__Data entries__:
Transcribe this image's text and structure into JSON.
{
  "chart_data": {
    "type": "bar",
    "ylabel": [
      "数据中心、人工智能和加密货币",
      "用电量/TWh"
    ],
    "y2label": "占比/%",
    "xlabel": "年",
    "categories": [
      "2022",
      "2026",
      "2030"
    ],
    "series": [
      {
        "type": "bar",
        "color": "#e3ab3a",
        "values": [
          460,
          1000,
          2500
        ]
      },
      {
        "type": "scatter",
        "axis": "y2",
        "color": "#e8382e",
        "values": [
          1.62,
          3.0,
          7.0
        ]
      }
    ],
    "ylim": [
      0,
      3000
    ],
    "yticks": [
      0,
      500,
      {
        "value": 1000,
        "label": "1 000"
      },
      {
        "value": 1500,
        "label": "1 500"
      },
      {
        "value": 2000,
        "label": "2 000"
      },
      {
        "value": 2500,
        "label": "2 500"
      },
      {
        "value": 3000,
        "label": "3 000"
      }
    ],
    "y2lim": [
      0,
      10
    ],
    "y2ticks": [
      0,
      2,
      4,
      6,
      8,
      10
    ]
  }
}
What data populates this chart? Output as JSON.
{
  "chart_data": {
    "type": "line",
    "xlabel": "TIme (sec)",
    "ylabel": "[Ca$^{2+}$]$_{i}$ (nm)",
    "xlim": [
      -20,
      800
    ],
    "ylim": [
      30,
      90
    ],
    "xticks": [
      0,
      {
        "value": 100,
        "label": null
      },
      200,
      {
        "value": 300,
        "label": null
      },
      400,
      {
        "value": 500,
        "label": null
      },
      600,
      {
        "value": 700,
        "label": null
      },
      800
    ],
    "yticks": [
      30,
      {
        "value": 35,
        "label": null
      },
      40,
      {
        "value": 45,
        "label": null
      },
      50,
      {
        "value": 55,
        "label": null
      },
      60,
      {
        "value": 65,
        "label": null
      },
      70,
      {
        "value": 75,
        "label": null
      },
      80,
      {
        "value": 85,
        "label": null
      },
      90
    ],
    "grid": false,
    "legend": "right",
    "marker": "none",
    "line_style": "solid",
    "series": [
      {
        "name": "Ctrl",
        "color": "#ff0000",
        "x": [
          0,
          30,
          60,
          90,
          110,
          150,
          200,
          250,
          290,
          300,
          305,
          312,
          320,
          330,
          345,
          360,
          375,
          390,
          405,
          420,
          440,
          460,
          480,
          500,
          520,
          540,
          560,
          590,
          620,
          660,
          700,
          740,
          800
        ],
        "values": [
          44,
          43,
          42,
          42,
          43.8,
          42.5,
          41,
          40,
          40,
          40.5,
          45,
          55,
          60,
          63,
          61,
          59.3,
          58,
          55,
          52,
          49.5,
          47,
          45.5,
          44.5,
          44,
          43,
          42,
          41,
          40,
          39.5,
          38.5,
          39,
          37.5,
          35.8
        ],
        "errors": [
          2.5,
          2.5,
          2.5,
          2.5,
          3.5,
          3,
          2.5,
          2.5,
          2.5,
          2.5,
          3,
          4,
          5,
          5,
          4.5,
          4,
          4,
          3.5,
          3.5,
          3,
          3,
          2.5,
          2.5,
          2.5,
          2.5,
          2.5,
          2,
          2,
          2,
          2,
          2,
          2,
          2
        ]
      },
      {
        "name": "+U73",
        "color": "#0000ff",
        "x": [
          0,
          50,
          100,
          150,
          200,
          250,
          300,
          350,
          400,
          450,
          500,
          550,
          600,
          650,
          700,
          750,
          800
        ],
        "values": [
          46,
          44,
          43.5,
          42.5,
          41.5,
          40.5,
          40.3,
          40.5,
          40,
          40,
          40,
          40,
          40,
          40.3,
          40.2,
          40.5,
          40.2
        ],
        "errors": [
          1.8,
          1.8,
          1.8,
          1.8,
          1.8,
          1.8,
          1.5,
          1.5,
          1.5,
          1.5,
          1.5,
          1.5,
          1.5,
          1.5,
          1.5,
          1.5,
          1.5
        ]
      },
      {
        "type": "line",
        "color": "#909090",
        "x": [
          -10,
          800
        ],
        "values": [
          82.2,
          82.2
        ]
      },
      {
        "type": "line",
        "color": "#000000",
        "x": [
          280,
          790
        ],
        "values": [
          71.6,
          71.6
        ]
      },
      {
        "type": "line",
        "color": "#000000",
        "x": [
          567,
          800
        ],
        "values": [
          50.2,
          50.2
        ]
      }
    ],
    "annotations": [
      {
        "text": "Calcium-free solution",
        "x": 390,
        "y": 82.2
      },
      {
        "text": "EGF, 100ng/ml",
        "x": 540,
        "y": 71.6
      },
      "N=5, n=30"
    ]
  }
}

__What you have to do__:
Output the full listing without altering anything.

__The completed task__:
Transcribe this image's text and structure into JSON.
{
  "chart_data": {
    "type": "bar",
    "ylabel": [
      "数据中心、人工智能和加密货币",
      "用电量/TWh"
    ],
    "y2label": "占比/%",
    "xlabel": "年",
    "categories": [
      "2022",
      "2026",
      "2030"
    ],
    "series": [
      {
        "type": "bar",
        "color": "#e3ab3a",
        "values": [
          460,
          1000,
          2500
        ]
      },
      {
        "type": "scatter",
        "axis": "y2",
        "color": "#e8382e",
        "values": [
          1.62,
          3.0,
          7.0
        ]
      }
    ],
    "ylim": [
      0,
      3000
    ],
    "yticks": [
      0,
      500,
      {
        "value": 1000,
        "label": "1 000"
      },
      {
        "value": 1500,
        "label": "1 500"
      },
      {
        "value": 2000,
        "label": "2 000"
      },
      {
        "value": 2500,
        "label": "2 500"
      },
      {
        "value": 3000,
        "label": "3 000"
      }
    ],
    "y2lim": [
      0,
      10
    ],
    "y2ticks": [
      0,
      2,
      4,
      6,
      8,
      10
    ]
  }
}
What data populates this chart? Output as JSON.
{
  "chart_data": {
    "type": "line",
    "xlabel": "TIme (sec)",
    "ylabel": "[Ca$^{2+}$]$_{i}$ (nm)",
    "xlim": [
      -20,
      800
    ],
    "ylim": [
      30,
      90
    ],
    "xticks": [
      0,
      {
        "value": 100,
        "label": null
      },
      200,
      {
        "value": 300,
        "label": null
      },
      400,
      {
        "value": 500,
        "label": null
      },
      600,
      {
        "value": 700,
        "label": null
      },
      800
    ],
    "yticks": [
      30,
      {
        "value": 35,
        "label": null
      },
      40,
      {
        "value": 45,
        "label": null
      },
      50,
      {
        "value": 55,
        "label": null
      },
      60,
      {
        "value": 65,
        "label": null
      },
      70,
      {
        "value": 75,
        "label": null
      },
      80,
      {
        "value": 85,
        "label": null
      },
      90
    ],
    "grid": false,
    "legend": "right",
    "marker": "none",
    "line_style": "solid",
    "series": [
      {
        "name": "Ctrl",
        "color": "#ff0000",
        "x": [
          0,
          30,
          60,
          90,
          110,
          150,
          200,
          250,
          290,
          300,
          305,
          312,
          320,
          330,
          345,
          360,
          375,
          390,
          405,
          420,
          440,
          460,
          480,
          500,
          520,
          540,
          560,
          590,
          620,
          660,
          700,
          740,
          800
        ],
        "values": [
          44,
          43,
          42,
          42,
          43.8,
          42.5,
          41,
          40,
          40,
          40.5,
          45,
          55,
          60,
          63,
          61,
          59.3,
          58,
          55,
          52,
          49.5,
          47,
          45.5,
          44.5,
          44,
          43,
          42,
          41,
          40,
          39.5,
          38.5,
          39,
          37.5,
          35.8
        ],
        "errors": [
          2.5,
          2.5,
          2.5,
          2.5,
          3.5,
          3,
          2.5,
          2.5,
          2.5,
          2.5,
          3,
          4,
          5,
          5,
          4.5,
          4,
          4,
          3.5,
          3.5,
          3,
          3,
          2.5,
          2.5,
          2.5,
          2.5,
          2.5,
          2,
          2,
          2,
          2,
          2,
          2,
          2
        ]
      },
      {
        "name": "+U73",
        "color": "#0000ff",
        "x": [
          0,
          50,
          100,
          150,
          200,
          250,
          300,
          350,
          400,
          450,
          500,
          550,
          600,
          650,
          700,
          750,
          800
        ],
        "values": [
          46,
          44,
          43.5,
          42.5,
          41.5,
          40.5,
          40.3,
          40.5,
          40,
          40,
          40,
          40,
          40,
          40.3,
          40.2,
          40.5,
          40.2
        ],
        "errors": [
          1.8,
          1.8,
          1.8,
          1.8,
          1.8,
          1.8,
          1.5,
          1.5,
          1.5,
          1.5,
          1.5,
          1.5,
          1.5,
          1.5,
          1.5,
          1.5,
          1.5
        ]
      },
      {
        "type": "line",
        "color": "#909090",
        "x": [
          -10,
          800
        ],
        "values": [
          82.2,
          82.2
        ]
      },
      {
        "type": "line",
        "color": "#000000",
        "x": [
          280,
          790
        ],
        "values": [
          71.6,
          71.6
        ]
      },
      {
        "type": "line",
        "color": "#000000",
        "x": [
          567,
          800
        ],
        "values": [
          50.2,
          50.2
        ]
      }
    ],
    "annotations": [
      {
        "text": "Calcium-free solution",
        "x": 390,
        "y": 82.2
      },
      {
        "text": "EGF, 100ng/ml",
        "x": 540,
        "y": 71.6
      },
      "N=5, n=30"
    ]
  }
}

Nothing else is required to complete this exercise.